Stored data:
------------------------------------------------------------------------

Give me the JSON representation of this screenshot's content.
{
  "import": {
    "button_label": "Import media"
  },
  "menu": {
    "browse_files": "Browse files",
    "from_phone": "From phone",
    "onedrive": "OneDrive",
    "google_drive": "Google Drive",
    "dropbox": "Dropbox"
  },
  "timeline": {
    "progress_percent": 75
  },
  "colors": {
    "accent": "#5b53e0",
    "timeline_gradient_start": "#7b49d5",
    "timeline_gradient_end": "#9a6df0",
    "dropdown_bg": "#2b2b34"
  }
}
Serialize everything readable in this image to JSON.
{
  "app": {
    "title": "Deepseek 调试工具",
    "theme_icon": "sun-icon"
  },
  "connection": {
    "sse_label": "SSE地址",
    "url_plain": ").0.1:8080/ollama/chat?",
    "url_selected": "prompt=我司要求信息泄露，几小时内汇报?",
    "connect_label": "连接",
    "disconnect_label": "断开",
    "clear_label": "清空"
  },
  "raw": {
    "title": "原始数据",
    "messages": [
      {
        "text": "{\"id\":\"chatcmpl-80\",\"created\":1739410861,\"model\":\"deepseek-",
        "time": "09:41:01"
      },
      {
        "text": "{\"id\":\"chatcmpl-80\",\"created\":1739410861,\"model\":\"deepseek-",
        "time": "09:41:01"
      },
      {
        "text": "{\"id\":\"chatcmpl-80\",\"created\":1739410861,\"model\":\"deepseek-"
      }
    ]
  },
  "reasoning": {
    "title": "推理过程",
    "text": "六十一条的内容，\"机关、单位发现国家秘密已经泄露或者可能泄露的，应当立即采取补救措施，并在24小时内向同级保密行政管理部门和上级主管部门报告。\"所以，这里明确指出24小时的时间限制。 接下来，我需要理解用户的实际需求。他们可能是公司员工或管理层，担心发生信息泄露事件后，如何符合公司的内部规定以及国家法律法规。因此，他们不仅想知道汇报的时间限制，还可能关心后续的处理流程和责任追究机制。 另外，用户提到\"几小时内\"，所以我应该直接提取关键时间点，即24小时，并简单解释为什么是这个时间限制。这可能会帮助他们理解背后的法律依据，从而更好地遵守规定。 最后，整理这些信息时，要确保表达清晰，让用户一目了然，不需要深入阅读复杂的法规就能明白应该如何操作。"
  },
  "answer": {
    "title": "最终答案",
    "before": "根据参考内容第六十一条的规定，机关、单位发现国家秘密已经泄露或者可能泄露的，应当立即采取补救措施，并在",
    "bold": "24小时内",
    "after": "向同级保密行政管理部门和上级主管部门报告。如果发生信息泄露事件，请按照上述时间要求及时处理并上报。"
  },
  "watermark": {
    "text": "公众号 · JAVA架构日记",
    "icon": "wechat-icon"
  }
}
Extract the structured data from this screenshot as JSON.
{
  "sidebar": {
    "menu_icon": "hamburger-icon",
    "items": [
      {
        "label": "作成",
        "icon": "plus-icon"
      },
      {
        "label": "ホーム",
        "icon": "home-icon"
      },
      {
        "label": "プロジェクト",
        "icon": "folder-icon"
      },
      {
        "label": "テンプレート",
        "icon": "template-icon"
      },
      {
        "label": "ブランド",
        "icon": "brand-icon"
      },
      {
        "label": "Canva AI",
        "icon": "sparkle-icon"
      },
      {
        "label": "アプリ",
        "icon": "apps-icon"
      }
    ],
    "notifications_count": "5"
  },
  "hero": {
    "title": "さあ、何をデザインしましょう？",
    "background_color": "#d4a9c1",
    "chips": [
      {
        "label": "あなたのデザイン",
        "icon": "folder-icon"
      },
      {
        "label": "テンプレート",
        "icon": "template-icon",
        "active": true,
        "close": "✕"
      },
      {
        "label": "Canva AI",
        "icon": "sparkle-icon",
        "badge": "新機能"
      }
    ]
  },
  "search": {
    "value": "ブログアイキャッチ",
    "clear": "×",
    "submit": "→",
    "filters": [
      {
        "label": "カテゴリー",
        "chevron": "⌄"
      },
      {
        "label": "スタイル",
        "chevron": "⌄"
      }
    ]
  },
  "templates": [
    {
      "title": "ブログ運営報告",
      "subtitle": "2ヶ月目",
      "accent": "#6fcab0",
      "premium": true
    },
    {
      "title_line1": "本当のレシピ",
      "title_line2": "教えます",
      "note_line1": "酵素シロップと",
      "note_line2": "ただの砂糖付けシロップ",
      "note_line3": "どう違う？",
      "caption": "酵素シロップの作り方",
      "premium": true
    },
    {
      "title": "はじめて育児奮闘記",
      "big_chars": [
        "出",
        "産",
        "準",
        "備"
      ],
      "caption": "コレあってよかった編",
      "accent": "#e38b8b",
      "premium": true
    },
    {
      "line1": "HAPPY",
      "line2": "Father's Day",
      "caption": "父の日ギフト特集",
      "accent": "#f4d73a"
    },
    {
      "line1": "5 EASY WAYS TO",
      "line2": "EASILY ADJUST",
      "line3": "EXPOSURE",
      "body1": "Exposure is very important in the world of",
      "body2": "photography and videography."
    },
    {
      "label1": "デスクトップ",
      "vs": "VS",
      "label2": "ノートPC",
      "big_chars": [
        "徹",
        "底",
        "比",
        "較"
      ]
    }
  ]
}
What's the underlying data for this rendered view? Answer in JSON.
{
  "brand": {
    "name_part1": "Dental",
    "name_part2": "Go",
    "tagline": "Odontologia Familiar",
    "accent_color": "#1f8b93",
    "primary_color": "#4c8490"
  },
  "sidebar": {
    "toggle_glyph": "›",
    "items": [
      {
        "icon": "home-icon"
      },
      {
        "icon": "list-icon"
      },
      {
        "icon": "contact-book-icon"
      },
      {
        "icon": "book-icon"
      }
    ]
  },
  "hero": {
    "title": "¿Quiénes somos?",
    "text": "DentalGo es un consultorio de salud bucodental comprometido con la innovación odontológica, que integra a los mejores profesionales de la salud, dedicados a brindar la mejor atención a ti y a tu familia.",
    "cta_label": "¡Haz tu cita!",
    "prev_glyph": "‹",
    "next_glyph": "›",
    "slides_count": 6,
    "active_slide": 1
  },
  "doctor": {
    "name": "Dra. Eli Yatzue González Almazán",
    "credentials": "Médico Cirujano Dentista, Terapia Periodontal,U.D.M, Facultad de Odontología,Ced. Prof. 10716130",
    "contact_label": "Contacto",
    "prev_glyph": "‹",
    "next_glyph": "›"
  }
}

------------------------------------------------------------------------

[PROBLEM] Scan the records above for the string "this", then report every line that contains it.

[COMPLETED EXERCISE]
Give me the JSON representation of this screenshot's content.
Serialize everything readable in this image to JSON.
Extract the structured data from this screenshot as JSON.
What's the underlying data for this rendered view? Answer in JSON.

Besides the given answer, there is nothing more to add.